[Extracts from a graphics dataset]
--- Start ---

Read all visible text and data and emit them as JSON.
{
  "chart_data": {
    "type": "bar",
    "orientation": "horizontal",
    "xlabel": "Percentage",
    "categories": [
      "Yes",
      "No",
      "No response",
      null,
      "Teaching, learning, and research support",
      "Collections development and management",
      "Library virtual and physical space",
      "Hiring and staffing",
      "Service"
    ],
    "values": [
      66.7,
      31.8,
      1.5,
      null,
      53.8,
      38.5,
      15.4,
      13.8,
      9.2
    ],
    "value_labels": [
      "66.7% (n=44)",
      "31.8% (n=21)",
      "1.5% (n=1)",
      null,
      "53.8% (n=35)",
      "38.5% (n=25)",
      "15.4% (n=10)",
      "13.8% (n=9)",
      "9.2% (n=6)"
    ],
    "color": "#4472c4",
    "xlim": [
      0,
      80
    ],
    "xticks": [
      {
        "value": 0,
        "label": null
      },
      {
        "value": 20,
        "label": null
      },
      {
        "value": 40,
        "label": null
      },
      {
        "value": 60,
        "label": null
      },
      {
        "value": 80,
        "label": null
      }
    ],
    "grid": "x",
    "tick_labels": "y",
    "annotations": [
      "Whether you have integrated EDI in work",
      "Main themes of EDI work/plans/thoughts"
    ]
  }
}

--- End ---

Exercise requirements:
Give back the whole listing exactly as it reads.

Worked answer:
Read all visible text and data and emit them as JSON.
{
  "chart_data": {
    "type": "bar",
    "orientation": "horizontal",
    "xlabel": "Percentage",
    "categories": [
      "Yes",
      "No",
      "No response",
      null,
      "Teaching, learning, and research support",
      "Collections development and management",
      "Library virtual and physical space",
      "Hiring and staffing",
      "Service"
    ],
    "values": [
      66.7,
      31.8,
      1.5,
      null,
      53.8,
      38.5,
      15.4,
      13.8,
      9.2
    ],
    "value_labels": [
      "66.7% (n=44)",
      "31.8% (n=21)",
      "1.5% (n=1)",
      null,
      "53.8% (n=35)",
      "38.5% (n=25)",
      "15.4% (n=10)",
      "13.8% (n=9)",
      "9.2% (n=6)"
    ],
    "color": "#4472c4",
    "xlim": [
      0,
      80
    ],
    "xticks": [
      {
        "value": 0,
        "label": null
      },
      {
        "value": 20,
        "label": null
      },
      {
        "value": 40,
        "label": null
      },
      {
        "value": 60,
        "label": null
      },
      {
        "value": 80,
        "label": null
      }
    ],
    "grid": "x",
    "tick_labels": "y",
    "annotations": [
      "Whether you have integrated EDI in work",
      "Main themes of EDI work/plans/thoughts"
    ]
  }
}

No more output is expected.